• [GOAL OF THE EXERCISE] Sort through the data and copy the lines holding the word "Diálogo".
##### MATERIAL FOR THIS EXERCISE
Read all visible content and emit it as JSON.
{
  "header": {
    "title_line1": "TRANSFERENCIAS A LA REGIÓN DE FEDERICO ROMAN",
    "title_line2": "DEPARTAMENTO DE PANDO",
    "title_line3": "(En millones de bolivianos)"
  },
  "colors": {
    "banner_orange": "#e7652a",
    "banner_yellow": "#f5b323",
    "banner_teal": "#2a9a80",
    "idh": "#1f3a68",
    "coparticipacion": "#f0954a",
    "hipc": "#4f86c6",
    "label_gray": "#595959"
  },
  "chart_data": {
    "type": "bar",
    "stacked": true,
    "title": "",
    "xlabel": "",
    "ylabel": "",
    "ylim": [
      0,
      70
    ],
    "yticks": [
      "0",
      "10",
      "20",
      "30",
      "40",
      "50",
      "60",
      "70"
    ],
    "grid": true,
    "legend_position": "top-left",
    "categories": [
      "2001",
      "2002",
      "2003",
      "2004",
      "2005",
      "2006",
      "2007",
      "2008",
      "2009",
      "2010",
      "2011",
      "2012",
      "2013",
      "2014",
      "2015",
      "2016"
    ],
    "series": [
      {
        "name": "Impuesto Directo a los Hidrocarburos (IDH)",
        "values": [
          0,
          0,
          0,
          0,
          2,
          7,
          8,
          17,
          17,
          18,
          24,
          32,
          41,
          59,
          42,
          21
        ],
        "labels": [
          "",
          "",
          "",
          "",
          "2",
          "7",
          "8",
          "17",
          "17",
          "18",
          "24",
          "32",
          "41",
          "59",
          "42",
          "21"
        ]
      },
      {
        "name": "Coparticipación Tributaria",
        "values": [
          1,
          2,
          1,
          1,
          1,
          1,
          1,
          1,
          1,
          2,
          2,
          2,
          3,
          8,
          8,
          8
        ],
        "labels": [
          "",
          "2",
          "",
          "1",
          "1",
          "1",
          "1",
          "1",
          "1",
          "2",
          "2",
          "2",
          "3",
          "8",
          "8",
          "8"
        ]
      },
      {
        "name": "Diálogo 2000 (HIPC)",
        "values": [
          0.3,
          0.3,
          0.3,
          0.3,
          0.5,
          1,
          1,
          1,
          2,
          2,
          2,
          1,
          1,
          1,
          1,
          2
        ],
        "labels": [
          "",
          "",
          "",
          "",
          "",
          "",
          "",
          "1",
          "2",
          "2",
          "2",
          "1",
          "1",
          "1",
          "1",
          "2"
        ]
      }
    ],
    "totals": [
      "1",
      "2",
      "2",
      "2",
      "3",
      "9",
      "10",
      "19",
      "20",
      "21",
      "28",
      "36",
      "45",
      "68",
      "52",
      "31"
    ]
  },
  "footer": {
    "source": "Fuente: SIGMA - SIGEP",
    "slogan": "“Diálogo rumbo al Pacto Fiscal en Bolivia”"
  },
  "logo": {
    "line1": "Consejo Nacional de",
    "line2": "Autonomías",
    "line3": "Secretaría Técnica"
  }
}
##########
• [RESPONSE]
        "name": "Diálogo 2000 (HIPC)",
    "slogan": "“Diálogo rumbo al Pacto Fiscal en Bolivia”"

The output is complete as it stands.